=== TASK DETAILS ===
Your task is to copy every record exactly.

Saved entries:
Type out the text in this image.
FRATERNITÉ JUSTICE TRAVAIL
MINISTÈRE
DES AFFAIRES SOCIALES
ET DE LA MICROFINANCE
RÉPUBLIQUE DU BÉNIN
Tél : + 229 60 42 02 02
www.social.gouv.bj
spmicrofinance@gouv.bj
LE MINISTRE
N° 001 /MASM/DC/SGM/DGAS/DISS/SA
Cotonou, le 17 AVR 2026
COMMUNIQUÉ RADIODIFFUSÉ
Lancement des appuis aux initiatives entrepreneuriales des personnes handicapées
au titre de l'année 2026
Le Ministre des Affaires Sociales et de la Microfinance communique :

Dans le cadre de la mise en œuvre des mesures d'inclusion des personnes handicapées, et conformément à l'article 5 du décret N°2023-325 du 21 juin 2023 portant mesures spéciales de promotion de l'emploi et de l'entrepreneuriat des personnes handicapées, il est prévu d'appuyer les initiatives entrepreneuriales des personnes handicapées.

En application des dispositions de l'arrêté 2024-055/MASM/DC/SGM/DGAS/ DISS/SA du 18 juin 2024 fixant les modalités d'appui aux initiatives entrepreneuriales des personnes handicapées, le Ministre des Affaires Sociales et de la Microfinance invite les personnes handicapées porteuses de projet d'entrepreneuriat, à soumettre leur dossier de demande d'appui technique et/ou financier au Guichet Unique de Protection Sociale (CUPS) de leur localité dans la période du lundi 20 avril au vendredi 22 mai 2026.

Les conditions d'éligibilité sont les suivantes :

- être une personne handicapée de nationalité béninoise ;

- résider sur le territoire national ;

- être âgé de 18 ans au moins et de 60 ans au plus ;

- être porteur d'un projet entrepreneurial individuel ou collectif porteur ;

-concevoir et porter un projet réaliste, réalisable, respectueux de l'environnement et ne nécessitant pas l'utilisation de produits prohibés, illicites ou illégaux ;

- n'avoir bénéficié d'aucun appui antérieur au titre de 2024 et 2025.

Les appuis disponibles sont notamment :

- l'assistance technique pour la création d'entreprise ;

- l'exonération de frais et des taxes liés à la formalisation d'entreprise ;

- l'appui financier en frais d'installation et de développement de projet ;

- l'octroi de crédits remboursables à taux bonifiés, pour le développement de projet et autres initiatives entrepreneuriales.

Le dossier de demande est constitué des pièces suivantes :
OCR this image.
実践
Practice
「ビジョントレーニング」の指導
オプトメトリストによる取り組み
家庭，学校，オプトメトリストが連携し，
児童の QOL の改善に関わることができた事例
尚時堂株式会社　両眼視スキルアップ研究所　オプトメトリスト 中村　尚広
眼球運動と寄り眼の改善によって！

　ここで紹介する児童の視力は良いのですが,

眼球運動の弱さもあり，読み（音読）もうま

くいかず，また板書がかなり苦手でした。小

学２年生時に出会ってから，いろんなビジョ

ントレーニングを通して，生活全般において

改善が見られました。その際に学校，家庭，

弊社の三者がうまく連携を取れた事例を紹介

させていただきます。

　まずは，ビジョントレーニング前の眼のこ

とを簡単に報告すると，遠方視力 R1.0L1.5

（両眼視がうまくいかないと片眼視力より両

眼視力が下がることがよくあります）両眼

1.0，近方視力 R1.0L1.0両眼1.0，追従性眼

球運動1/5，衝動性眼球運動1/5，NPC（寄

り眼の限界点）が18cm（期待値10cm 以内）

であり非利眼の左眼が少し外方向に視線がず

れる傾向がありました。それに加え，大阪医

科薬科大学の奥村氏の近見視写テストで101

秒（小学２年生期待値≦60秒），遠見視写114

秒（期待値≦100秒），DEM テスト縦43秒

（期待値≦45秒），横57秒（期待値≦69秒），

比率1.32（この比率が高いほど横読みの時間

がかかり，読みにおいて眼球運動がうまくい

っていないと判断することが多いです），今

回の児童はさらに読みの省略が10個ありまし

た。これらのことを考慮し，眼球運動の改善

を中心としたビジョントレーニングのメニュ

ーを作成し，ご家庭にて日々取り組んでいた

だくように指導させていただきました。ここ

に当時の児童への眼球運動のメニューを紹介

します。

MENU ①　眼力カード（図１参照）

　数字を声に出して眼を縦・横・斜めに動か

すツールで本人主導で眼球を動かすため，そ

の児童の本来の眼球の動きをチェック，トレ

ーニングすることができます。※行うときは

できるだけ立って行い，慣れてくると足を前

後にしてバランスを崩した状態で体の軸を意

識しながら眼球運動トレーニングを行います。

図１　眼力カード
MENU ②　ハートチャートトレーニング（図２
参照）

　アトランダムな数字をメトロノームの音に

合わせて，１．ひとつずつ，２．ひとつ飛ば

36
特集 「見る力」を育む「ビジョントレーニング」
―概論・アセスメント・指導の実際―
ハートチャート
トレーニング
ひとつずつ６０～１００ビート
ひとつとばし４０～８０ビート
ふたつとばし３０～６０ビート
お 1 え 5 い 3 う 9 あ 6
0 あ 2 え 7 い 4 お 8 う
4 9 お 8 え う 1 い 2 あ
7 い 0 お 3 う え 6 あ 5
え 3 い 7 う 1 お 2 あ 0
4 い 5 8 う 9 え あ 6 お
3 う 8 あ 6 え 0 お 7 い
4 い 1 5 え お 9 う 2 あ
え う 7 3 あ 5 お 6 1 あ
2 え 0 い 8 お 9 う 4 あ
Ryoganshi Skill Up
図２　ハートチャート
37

=== EXPECTED OUTPUT ===
Type out the text in this image.
FRATERNITÉ JUSTICE TRAVAIL
MINISTÈRE
DES AFFAIRES SOCIALES
ET DE LA MICROFINANCE
RÉPUBLIQUE DU BÉNIN
Tél : + 229 60 42 02 02
www.social.gouv.bj
spmicrofinance@gouv.bj
LE MINISTRE
N° 001 /MASM/DC/SGM/DGAS/DISS/SA
Cotonou, le 17 AVR 2026
COMMUNIQUÉ RADIODIFFUSÉ
Lancement des appuis aux initiatives entrepreneuriales des personnes handicapées
au titre de l'année 2026
Le Ministre des Affaires Sociales et de la Microfinance communique :

Dans le cadre de la mise en œuvre des mesures d'inclusion des personnes handicapées, et conformément à l'article 5 du décret N°2023-325 du 21 juin 2023 portant mesures spéciales de promotion de l'emploi et de l'entrepreneuriat des personnes handicapées, il est prévu d'appuyer les initiatives entrepreneuriales des personnes handicapées.

En application des dispositions de l'arrêté 2024-055/MASM/DC/SGM/DGAS/ DISS/SA du 18 juin 2024 fixant les modalités d'appui aux initiatives entrepreneuriales des personnes handicapées, le Ministre des Affaires Sociales et de la Microfinance invite les personnes handicapées porteuses de projet d'entrepreneuriat, à soumettre leur dossier de demande d'appui technique et/ou financier au Guichet Unique de Protection Sociale (CUPS) de leur localité dans la période du lundi 20 avril au vendredi 22 mai 2026.

Les conditions d'éligibilité sont les suivantes :

- être une personne handicapée de nationalité béninoise ;

- résider sur le territoire national ;

- être âgé de 18 ans au moins et de 60 ans au plus ;

- être porteur d'un projet entrepreneurial individuel ou collectif porteur ;

-concevoir et porter un projet réaliste, réalisable, respectueux de l'environnement et ne nécessitant pas l'utilisation de produits prohibés, illicites ou illégaux ;

- n'avoir bénéficié d'aucun appui antérieur au titre de 2024 et 2025.

Les appuis disponibles sont notamment :

- l'assistance technique pour la création d'entreprise ;

- l'exonération de frais et des taxes liés à la formalisation d'entreprise ;

- l'appui financier en frais d'installation et de développement de projet ;

- l'octroi de crédits remboursables à taux bonifiés, pour le développement de projet et autres initiatives entrepreneuriales.

Le dossier de demande est constitué des pièces suivantes :
OCR this image.
実践
Practice
「ビジョントレーニング」の指導
オプトメトリストによる取り組み
家庭，学校，オプトメトリストが連携し，
児童の QOL の改善に関わることができた事例
尚時堂株式会社　両眼視スキルアップ研究所　オプトメトリスト 中村　尚広
眼球運動と寄り眼の改善によって！

　ここで紹介する児童の視力は良いのですが,

眼球運動の弱さもあり，読み（音読）もうま

くいかず，また板書がかなり苦手でした。小

学２年生時に出会ってから，いろんなビジョ

ントレーニングを通して，生活全般において

改善が見られました。その際に学校，家庭，

弊社の三者がうまく連携を取れた事例を紹介

させていただきます。

　まずは，ビジョントレーニング前の眼のこ

とを簡単に報告すると，遠方視力 R1.0L1.5

（両眼視がうまくいかないと片眼視力より両

眼視力が下がることがよくあります）両眼

1.0，近方視力 R1.0L1.0両眼1.0，追従性眼

球運動1/5，衝動性眼球運動1/5，NPC（寄

り眼の限界点）が18cm（期待値10cm 以内）

であり非利眼の左眼が少し外方向に視線がず

れる傾向がありました。それに加え，大阪医

科薬科大学の奥村氏の近見視写テストで101

秒（小学２年生期待値≦60秒），遠見視写114

秒（期待値≦100秒），DEM テスト縦43秒

（期待値≦45秒），横57秒（期待値≦69秒），

比率1.32（この比率が高いほど横読みの時間

がかかり，読みにおいて眼球運動がうまくい

っていないと判断することが多いです），今

回の児童はさらに読みの省略が10個ありまし

た。これらのことを考慮し，眼球運動の改善

を中心としたビジョントレーニングのメニュ

ーを作成し，ご家庭にて日々取り組んでいた

だくように指導させていただきました。ここ

に当時の児童への眼球運動のメニューを紹介

します。

MENU ①　眼力カード（図１参照）

　数字を声に出して眼を縦・横・斜めに動か

すツールで本人主導で眼球を動かすため，そ

の児童の本来の眼球の動きをチェック，トレ

ーニングすることができます。※行うときは

できるだけ立って行い，慣れてくると足を前

後にしてバランスを崩した状態で体の軸を意

識しながら眼球運動トレーニングを行います。

図１　眼力カード
MENU ②　ハートチャートトレーニング（図２
参照）

　アトランダムな数字をメトロノームの音に

合わせて，１．ひとつずつ，２．ひとつ飛ば

36
特集 「見る力」を育む「ビジョントレーニング」
―概論・アセスメント・指導の実際―
ハートチャート
トレーニング
ひとつずつ６０～１００ビート
ひとつとばし４０～８０ビート
ふたつとばし３０～６０ビート
お 1 え 5 い 3 う 9 あ 6
0 あ 2 え 7 い 4 お 8 う
4 9 お 8 え う 1 い 2 あ
7 い 0 お 3 う え 6 あ 5
え 3 い 7 う 1 お 2 あ 0
4 い 5 8 う 9 え あ 6 お
3 う 8 あ 6 え 0 お 7 い
4 い 1 5 え お 9 う 2 あ
え う 7 3 あ 5 お 6 1 あ
2 え 0 い 8 お 9 う 4 あ
Ryoganshi Skill Up
図２　ハートチャート
37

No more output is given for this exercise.